======== Rows ========
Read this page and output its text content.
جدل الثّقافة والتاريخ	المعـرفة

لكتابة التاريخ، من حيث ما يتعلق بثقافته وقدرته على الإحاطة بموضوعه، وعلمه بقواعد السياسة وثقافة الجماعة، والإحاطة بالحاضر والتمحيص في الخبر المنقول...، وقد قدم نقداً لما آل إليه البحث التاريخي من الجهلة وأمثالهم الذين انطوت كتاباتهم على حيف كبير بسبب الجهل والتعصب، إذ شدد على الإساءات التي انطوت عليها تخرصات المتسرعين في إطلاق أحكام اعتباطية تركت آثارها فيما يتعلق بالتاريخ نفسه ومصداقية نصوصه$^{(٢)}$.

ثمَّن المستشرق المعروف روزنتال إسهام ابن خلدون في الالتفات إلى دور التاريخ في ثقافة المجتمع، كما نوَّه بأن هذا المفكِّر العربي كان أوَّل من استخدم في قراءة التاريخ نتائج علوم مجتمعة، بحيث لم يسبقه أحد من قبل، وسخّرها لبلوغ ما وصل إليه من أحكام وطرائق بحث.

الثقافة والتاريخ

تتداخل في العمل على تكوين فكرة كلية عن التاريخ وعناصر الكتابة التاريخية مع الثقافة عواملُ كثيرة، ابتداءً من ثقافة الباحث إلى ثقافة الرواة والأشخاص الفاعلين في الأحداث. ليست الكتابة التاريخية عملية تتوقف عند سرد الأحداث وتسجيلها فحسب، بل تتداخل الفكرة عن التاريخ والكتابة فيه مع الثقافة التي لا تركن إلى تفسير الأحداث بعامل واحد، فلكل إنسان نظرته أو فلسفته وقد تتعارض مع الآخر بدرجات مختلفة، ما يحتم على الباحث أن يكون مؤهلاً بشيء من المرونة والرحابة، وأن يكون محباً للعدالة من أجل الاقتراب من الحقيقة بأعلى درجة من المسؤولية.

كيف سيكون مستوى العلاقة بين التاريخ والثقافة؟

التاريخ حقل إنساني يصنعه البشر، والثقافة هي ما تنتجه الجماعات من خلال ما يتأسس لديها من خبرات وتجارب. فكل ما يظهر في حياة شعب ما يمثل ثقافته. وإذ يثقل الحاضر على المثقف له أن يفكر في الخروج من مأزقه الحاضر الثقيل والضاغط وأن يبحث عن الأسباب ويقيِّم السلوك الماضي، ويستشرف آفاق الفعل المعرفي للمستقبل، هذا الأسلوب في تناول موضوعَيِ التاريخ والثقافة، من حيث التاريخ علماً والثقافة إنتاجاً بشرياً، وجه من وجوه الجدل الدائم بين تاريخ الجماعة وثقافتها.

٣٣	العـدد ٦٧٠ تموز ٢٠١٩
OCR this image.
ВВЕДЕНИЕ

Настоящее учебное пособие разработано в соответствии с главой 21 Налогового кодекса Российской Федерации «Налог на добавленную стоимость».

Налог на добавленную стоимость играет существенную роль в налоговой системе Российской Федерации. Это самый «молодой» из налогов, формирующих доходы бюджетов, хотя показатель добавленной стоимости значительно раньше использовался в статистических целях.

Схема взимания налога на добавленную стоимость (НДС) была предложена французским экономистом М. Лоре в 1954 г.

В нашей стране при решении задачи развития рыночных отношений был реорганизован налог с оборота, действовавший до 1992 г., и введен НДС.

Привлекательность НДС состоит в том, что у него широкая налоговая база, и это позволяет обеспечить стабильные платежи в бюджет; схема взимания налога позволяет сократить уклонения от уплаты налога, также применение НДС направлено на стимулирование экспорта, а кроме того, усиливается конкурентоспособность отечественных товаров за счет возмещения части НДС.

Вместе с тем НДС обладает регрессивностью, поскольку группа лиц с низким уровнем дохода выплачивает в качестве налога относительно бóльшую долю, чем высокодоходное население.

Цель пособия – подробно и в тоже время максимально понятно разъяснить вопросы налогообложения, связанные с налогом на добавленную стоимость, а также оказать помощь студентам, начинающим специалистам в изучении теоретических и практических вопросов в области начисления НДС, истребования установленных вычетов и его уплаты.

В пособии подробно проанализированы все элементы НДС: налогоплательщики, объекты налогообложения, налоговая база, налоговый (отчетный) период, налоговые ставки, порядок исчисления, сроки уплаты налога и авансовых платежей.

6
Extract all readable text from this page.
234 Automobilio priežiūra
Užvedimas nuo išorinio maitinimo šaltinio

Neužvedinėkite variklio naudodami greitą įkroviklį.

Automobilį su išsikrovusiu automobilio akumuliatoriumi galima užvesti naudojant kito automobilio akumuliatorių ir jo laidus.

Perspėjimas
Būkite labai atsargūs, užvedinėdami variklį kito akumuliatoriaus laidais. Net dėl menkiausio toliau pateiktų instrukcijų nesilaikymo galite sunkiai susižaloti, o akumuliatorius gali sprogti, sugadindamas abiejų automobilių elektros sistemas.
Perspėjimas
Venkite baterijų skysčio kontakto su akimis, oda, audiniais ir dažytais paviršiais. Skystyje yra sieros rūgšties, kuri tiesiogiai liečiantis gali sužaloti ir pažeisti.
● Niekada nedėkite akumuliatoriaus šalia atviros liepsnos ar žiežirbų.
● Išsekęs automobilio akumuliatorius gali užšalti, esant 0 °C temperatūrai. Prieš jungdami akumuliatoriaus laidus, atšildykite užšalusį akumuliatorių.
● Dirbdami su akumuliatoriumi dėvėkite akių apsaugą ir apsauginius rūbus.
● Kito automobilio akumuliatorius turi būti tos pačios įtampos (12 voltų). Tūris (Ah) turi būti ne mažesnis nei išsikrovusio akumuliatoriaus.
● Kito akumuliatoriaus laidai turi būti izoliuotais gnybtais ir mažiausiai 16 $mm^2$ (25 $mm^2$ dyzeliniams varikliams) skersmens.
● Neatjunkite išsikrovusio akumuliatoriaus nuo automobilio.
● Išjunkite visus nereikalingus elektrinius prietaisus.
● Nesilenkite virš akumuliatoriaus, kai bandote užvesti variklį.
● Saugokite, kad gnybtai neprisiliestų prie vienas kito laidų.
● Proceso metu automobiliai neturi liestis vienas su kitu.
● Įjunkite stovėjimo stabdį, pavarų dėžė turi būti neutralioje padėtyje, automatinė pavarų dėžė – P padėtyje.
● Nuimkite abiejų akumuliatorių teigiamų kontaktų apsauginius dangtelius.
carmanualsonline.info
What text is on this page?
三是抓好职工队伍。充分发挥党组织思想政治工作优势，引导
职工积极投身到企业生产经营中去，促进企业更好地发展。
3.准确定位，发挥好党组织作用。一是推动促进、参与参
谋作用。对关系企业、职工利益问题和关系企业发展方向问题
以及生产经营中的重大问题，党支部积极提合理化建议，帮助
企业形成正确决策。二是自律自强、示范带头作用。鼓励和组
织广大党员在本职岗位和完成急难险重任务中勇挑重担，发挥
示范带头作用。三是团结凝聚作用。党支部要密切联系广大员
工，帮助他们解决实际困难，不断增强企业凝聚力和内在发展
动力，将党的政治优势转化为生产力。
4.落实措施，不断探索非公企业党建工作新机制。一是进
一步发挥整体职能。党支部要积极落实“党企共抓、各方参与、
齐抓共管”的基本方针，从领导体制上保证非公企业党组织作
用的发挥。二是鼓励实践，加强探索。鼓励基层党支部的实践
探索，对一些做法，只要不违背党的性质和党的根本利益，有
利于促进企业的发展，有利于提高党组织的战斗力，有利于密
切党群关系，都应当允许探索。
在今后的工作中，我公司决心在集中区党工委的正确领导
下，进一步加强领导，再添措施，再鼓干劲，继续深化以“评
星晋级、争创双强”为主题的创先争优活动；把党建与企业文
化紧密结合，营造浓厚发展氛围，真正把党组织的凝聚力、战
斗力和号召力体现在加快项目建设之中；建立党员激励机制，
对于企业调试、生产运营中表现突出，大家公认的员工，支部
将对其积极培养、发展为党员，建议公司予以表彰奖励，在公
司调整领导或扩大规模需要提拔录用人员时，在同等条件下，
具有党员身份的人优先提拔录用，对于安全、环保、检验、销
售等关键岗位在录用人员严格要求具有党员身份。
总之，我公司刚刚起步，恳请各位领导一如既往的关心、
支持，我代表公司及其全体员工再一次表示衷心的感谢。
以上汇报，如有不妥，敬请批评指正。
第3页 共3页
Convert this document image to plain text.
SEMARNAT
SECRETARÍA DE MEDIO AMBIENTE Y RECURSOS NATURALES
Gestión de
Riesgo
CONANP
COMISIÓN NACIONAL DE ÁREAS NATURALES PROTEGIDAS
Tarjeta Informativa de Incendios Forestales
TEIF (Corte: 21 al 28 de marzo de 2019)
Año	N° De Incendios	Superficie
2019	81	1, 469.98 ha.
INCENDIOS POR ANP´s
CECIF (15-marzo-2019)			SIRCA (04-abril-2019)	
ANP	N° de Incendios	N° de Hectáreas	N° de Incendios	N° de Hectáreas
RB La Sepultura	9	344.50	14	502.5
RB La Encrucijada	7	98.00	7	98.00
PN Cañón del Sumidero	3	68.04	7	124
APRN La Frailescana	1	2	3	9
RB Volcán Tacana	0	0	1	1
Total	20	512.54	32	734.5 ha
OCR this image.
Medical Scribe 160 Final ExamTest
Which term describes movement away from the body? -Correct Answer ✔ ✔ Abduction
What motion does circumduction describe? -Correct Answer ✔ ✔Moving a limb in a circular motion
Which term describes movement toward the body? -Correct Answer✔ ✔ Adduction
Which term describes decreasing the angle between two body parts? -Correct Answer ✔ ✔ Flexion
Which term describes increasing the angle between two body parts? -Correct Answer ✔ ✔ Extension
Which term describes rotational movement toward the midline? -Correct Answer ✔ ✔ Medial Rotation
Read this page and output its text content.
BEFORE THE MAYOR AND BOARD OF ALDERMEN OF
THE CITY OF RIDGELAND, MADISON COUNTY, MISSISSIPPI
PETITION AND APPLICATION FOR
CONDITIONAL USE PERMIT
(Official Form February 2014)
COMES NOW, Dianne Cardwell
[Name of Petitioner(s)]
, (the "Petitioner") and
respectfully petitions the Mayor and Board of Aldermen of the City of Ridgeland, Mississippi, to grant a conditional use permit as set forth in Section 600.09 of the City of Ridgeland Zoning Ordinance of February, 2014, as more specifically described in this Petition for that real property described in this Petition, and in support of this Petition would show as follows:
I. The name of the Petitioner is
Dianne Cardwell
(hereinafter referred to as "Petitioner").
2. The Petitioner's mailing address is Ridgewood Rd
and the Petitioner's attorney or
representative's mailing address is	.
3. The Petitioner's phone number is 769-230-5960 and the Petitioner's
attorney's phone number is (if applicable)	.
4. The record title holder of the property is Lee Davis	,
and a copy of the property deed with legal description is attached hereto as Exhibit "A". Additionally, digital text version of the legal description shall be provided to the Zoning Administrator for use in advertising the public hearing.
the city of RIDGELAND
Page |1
========
Written task
From the listing above, collect each line in which the string "akumuliatorių" appears.

Task solution
Automobilį su išsikrovusiu automobilio akumuliatoriumi galima užvesti naudojant kito automobilio akumuliatorių ir jo laidus.
● Išsekęs automobilio akumuliatorius gali užšalti, esant 0 °C temperatūrai. Prieš jungdami akumuliatoriaus laidus, atšildykite užšalusį akumuliatorių.
● Nuimkite abiejų akumuliatorių teigiamų kontaktų apsauginius dangtelius.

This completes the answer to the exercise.